## Work required
Copy all of the material word for word, except for the pictures.
━━ Provided data
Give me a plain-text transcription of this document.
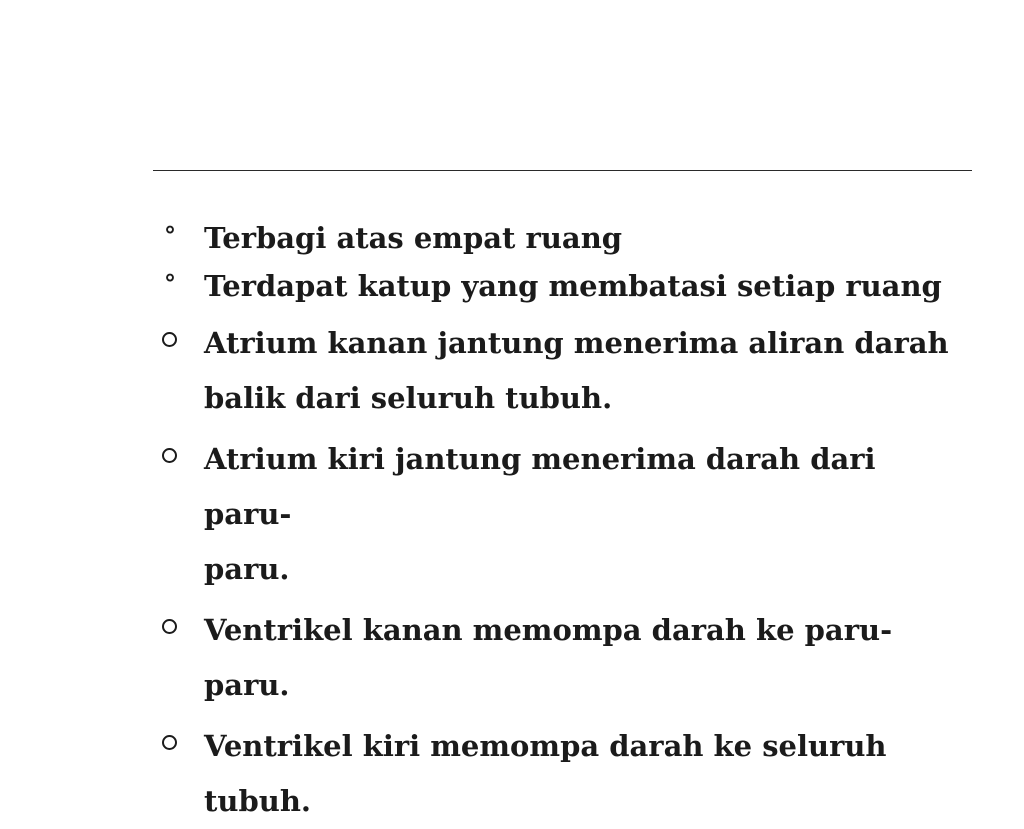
° Terbagi atas empat ruang
° Terdapat katup yang membatasi setiap ruang
Atrium kanan jantung menerima aliran darah
balik dari seluruh tubuh.
Atrium kiri jantung menerima darah dari paru-
paru.
Ventrikel kanan memompa darah ke paru-paru.
Ventrikel kiri memompa darah ke seluruh
tubuh.
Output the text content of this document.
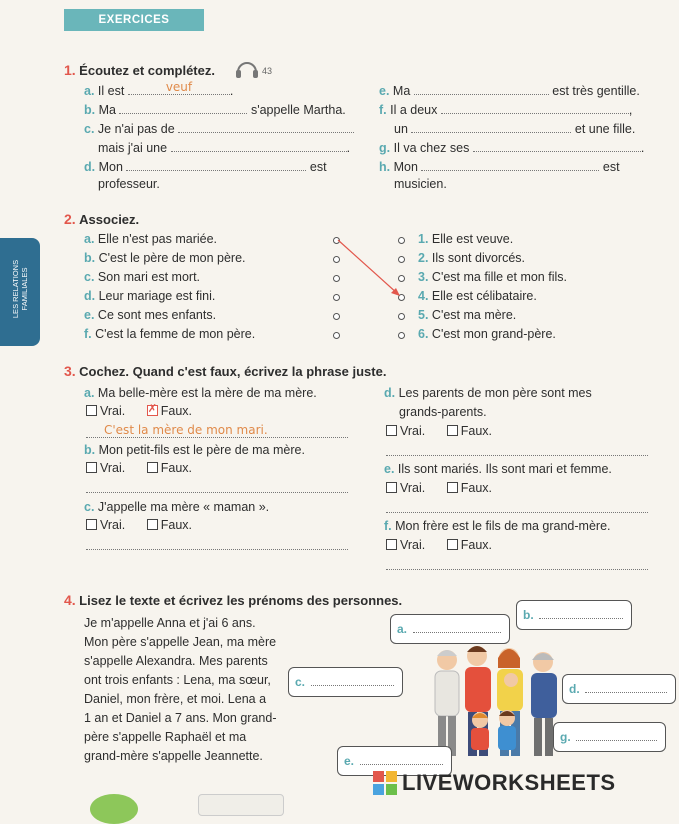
EXERCICES
LES RELATIONS FAMILIALES
1. Écoutez et complétez.	43
a. Il est	veuf	.
b. Ma	s'appelle Martha.
c. Je n'ai pas de
mais j'ai une	.
d. Mon	est
professeur.
e. Ma	est très gentille.
f. Il a deux	,
un	et une fille.
g. Il va chez ses	.
h. Mon	est
musicien.
2. Associez.
a. Elle n'est pas mariée.
b. C'est le père de mon père.
c. Son mari est mort.
d. Leur mariage est fini.
e. Ce sont mes enfants.
f. C'est la femme de mon père.
1. Elle est veuve.
2. Ils sont divorcés.
3. C'est ma fille et mon fils.
4. Elle est célibataire.
5. C'est ma mère.
6. C'est mon grand-père.
3. Cochez. Quand c'est faux, écrivez la phrase juste.
a. Ma belle-mère est la mère de ma mère.
Vrai. ✗	Faux.
C'est la mère de mon mari.
b. Mon petit-fils est le père de ma mère.
Vrai.	Faux.
c. J'appelle ma mère « maman ».
Vrai.	Faux.
d. Les parents de mon père sont mes
grands-parents.
Vrai.	Faux.
e. Ils sont mariés. Ils sont mari et femme.
Vrai.	Faux.
f. Mon frère est le fils de ma grand-mère.
Vrai.	Faux.
4. Lisez le texte et écrivez les prénoms des personnes.
Je m'appelle Anna et j'ai 6 ans.
Mon père s'appelle Jean, ma mère
s'appelle Alexandra. Mes parents
ont trois enfants : Lena, ma sœur,
Daniel, mon frère, et moi. Lena a
1 an et Daniel a 7 ans. Mon grand-
père s'appelle Raphaël et ma
grand-mère s'appelle Jeannette.
a.
b.
c.	d.
g.
e.
LIVEWORKSHEETS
━━━━
## Final answer
Give me a plain-text transcription of this document.
° Terbagi atas empat ruang
° Terdapat katup yang membatasi setiap ruang
Atrium kanan jantung menerima aliran darah
balik dari seluruh tubuh.
Atrium kiri jantung menerima darah dari paru-
paru.
Ventrikel kanan memompa darah ke paru-paru.
Ventrikel kiri memompa darah ke seluruh
tubuh.
Output the text content of this document.
EXERCICES
LES RELATIONS FAMILIALES
1. Écoutez et complétez.	43
a. Il est	veuf	.
b. Ma	s'appelle Martha.
c. Je n'ai pas de
mais j'ai une	.
d. Mon	est
professeur.
e. Ma	est très gentille.
f. Il a deux	,
un	et une fille.
g. Il va chez ses	.
h. Mon	est
musicien.
2. Associez.
a. Elle n'est pas mariée.
b. C'est le père de mon père.
c. Son mari est mort.
d. Leur mariage est fini.
e. Ce sont mes enfants.
f. C'est la femme de mon père.
1. Elle est veuve.
2. Ils sont divorcés.
3. C'est ma fille et mon fils.
4. Elle est célibataire.
5. C'est ma mère.
6. C'est mon grand-père.
3. Cochez. Quand c'est faux, écrivez la phrase juste.
a. Ma belle-mère est la mère de ma mère.
Vrai. ✗	Faux.
C'est la mère de mon mari.
b. Mon petit-fils est le père de ma mère.
Vrai.	Faux.
c. J'appelle ma mère « maman ».
Vrai.	Faux.
d. Les parents de mon père sont mes
grands-parents.
Vrai.	Faux.
e. Ils sont mariés. Ils sont mari et femme.
Vrai.	Faux.
f. Mon frère est le fils de ma grand-mère.
Vrai.	Faux.
4. Lisez le texte et écrivez les prénoms des personnes.
Je m'appelle Anna et j'ai 6 ans.
Mon père s'appelle Jean, ma mère
s'appelle Alexandra. Mes parents
ont trois enfants : Lena, ma sœur,
Daniel, mon frère, et moi. Lena a
1 an et Daniel a 7 ans. Mon grand-
père s'appelle Raphaël et ma
grand-mère s'appelle Jeannette.
a.
b.
c.	d.
g.
e.
LIVEWORKSHEETS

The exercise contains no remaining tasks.